··· Entries shown
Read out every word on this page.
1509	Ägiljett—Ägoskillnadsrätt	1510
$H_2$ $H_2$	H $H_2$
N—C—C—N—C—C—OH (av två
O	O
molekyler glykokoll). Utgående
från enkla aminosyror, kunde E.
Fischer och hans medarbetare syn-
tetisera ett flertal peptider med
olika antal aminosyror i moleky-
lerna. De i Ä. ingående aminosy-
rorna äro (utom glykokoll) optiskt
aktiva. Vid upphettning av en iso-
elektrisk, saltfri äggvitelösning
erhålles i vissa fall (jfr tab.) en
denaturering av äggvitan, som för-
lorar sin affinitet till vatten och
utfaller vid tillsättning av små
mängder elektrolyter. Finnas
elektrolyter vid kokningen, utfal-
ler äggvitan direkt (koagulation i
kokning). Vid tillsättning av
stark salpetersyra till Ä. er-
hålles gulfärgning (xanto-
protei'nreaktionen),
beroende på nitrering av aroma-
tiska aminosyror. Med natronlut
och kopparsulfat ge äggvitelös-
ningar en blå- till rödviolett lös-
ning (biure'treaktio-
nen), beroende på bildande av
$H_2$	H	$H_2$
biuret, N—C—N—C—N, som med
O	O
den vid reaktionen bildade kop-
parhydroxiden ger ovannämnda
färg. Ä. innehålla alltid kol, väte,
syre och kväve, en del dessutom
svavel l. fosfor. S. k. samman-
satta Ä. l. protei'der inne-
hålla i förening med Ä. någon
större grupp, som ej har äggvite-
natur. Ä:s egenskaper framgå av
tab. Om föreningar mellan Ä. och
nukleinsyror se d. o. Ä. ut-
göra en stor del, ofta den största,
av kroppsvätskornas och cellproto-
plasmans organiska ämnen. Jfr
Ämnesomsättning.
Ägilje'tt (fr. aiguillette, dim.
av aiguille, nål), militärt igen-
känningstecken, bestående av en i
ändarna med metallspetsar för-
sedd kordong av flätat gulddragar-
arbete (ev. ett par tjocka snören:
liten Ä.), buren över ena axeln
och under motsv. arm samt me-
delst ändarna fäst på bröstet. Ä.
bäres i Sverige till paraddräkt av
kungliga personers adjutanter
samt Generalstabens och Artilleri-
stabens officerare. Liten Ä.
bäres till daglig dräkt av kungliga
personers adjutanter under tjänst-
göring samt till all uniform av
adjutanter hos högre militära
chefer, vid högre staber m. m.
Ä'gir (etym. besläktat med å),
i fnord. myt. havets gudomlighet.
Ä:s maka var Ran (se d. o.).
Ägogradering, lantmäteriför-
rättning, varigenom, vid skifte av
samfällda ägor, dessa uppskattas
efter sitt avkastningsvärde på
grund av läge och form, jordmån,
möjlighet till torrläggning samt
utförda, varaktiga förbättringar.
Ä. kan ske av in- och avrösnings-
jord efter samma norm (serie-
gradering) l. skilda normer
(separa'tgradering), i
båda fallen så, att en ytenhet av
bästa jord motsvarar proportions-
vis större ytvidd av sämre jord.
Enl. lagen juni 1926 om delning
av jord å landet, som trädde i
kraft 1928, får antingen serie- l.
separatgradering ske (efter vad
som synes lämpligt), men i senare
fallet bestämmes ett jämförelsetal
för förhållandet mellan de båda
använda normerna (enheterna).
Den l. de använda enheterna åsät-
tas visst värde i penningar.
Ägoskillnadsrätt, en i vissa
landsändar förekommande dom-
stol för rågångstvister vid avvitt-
······
What is the number of lines above that hold the word "protei"? Answer with that number alone.

◆ **Exercise result**: 2